Extracted material
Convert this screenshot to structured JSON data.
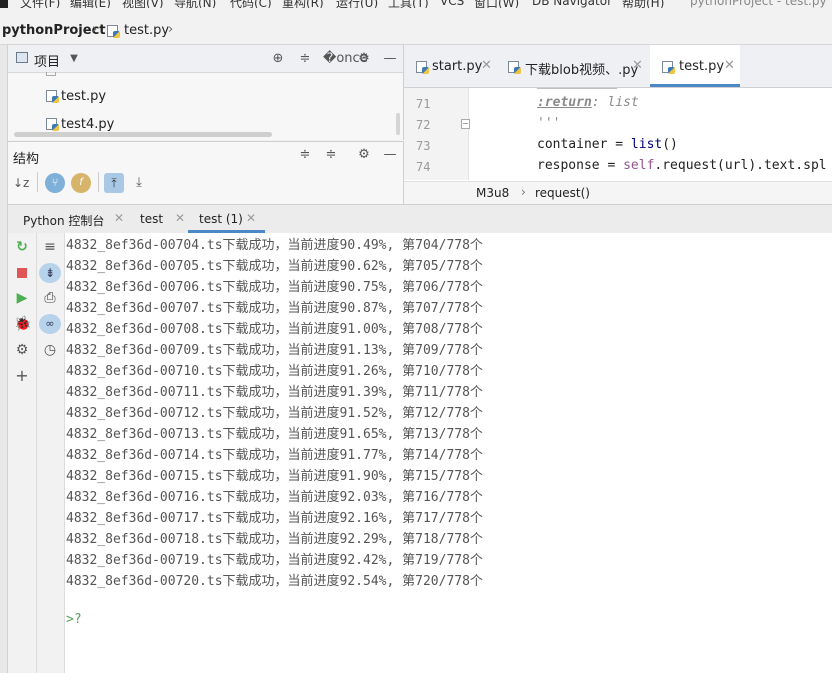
{
  "menu": {
    "items": [
      "文件(F)",
      "编辑(E)",
      "视图(V)",
      "导航(N)",
      "代码(C)",
      "重构(R)",
      "运行(U)",
      "工具(T)",
      "VCS",
      "窗口(W)",
      "DB Navigator",
      "帮助(H)"
    ],
    "window_title": "pythonProject - test.py"
  },
  "breadcrumb": {
    "project": "pythonProject",
    "file": "test.py"
  },
  "project_panel": {
    "title": "项目",
    "items": [
      "test.py",
      "test4.py"
    ]
  },
  "structure_panel": {
    "title": "结构"
  },
  "editor": {
    "tabs": [
      {
        "label": "start.py"
      },
      {
        "label": "下载blob视频、.py"
      },
      {
        "label": "test.py"
      }
    ],
    "active_tab": "test.py",
    "line_numbers": [
      "71",
      "72",
      "73",
      "74"
    ],
    "code": {
      "line71_tag": ":return",
      "line71_type": ": list",
      "line72": "'''",
      "line73_a": "container = ",
      "line73_fn": "list",
      "line73_b": "()",
      "line74_a": "response = ",
      "line74_self": "self",
      "line74_b": ".request(url).text.spl"
    },
    "crumbs": {
      "class": "M3u8",
      "method": "request()"
    }
  },
  "run_window": {
    "tabs": [
      "Python 控制台",
      "test",
      "test (1)"
    ],
    "active_tab": "test (1)",
    "console_lines": [
      "4832_8ef36d-00704.ts下载成功，当前进度90.49%, 第704/778个",
      "4832_8ef36d-00705.ts下载成功，当前进度90.62%, 第705/778个",
      "4832_8ef36d-00706.ts下载成功，当前进度90.75%, 第706/778个",
      "4832_8ef36d-00707.ts下载成功，当前进度90.87%, 第707/778个",
      "4832_8ef36d-00708.ts下载成功，当前进度91.00%, 第708/778个",
      "4832_8ef36d-00709.ts下载成功，当前进度91.13%, 第709/778个",
      "4832_8ef36d-00710.ts下载成功，当前进度91.26%, 第710/778个",
      "4832_8ef36d-00711.ts下载成功，当前进度91.39%, 第711/778个",
      "4832_8ef36d-00712.ts下载成功，当前进度91.52%, 第712/778个",
      "4832_8ef36d-00713.ts下载成功，当前进度91.65%, 第713/778个",
      "4832_8ef36d-00714.ts下载成功，当前进度91.77%, 第714/778个",
      "4832_8ef36d-00715.ts下载成功，当前进度91.90%, 第715/778个",
      "4832_8ef36d-00716.ts下载成功，当前进度92.03%, 第716/778个",
      "4832_8ef36d-00717.ts下载成功，当前进度92.16%, 第717/778个",
      "4832_8ef36d-00718.ts下载成功，当前进度92.29%, 第718/778个",
      "4832_8ef36d-00719.ts下载成功，当前进度92.42%, 第719/778个",
      "4832_8ef36d-00720.ts下载成功，当前进度92.54%, 第720/778个"
    ],
    "prompt": ">?"
  },
  "colors": {
    "accent": "#4a88c7",
    "run_green": "#4caf50",
    "stop_red": "#e05555",
    "debug_green": "#59a869"
  }
}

Exercise requirements
Transcribe the whole listing exactly. Pictures stay out of your copy.

Response to the task
Convert this screenshot to structured JSON data.
{
  "menu": {
    "items": [
      "文件(F)",
      "编辑(E)",
      "视图(V)",
      "导航(N)",
      "代码(C)",
      "重构(R)",
      "运行(U)",
      "工具(T)",
      "VCS",
      "窗口(W)",
      "DB Navigator",
      "帮助(H)"
    ],
    "window_title": "pythonProject - test.py"
  },
  "breadcrumb": {
    "project": "pythonProject",
    "file": "test.py"
  },
  "project_panel": {
    "title": "项目",
    "items": [
      "test.py",
      "test4.py"
    ]
  },
  "structure_panel": {
    "title": "结构"
  },
  "editor": {
    "tabs": [
      {
        "label": "start.py"
      },
      {
        "label": "下载blob视频、.py"
      },
      {
        "label": "test.py"
      }
    ],
    "active_tab": "test.py",
    "line_numbers": [
      "71",
      "72",
      "73",
      "74"
    ],
    "code": {
      "line71_tag": ":return",
      "line71_type": ": list",
      "line72": "'''",
      "line73_a": "container = ",
      "line73_fn": "list",
      "line73_b": "()",
      "line74_a": "response = ",
      "line74_self": "self",
      "line74_b": ".request(url).text.spl"
    },
    "crumbs": {
      "class": "M3u8",
      "method": "request()"
    }
  },
  "run_window": {
    "tabs": [
      "Python 控制台",
      "test",
      "test (1)"
    ],
    "active_tab": "test (1)",
    "console_lines": [
      "4832_8ef36d-00704.ts下载成功，当前进度90.49%, 第704/778个",
      "4832_8ef36d-00705.ts下载成功，当前进度90.62%, 第705/778个",
      "4832_8ef36d-00706.ts下载成功，当前进度90.75%, 第706/778个",
      "4832_8ef36d-00707.ts下载成功，当前进度90.87%, 第707/778个",
      "4832_8ef36d-00708.ts下载成功，当前进度91.00%, 第708/778个",
      "4832_8ef36d-00709.ts下载成功，当前进度91.13%, 第709/778个",
      "4832_8ef36d-00710.ts下载成功，当前进度91.26%, 第710/778个",
      "4832_8ef36d-00711.ts下载成功，当前进度91.39%, 第711/778个",
      "4832_8ef36d-00712.ts下载成功，当前进度91.52%, 第712/778个",
      "4832_8ef36d-00713.ts下载成功，当前进度91.65%, 第713/778个",
      "4832_8ef36d-00714.ts下载成功，当前进度91.77%, 第714/778个",
      "4832_8ef36d-00715.ts下载成功，当前进度91.90%, 第715/778个",
      "4832_8ef36d-00716.ts下载成功，当前进度92.03%, 第716/778个",
      "4832_8ef36d-00717.ts下载成功，当前进度92.16%, 第717/778个",
      "4832_8ef36d-00718.ts下载成功，当前进度92.29%, 第718/778个",
      "4832_8ef36d-00719.ts下载成功，当前进度92.42%, 第719/778个",
      "4832_8ef36d-00720.ts下载成功，当前进度92.54%, 第720/778个"
    ],
    "prompt": ">?"
  },
  "colors": {
    "accent": "#4a88c7",
    "run_green": "#4caf50",
    "stop_red": "#e05555",
    "debug_green": "#59a869"
  }
}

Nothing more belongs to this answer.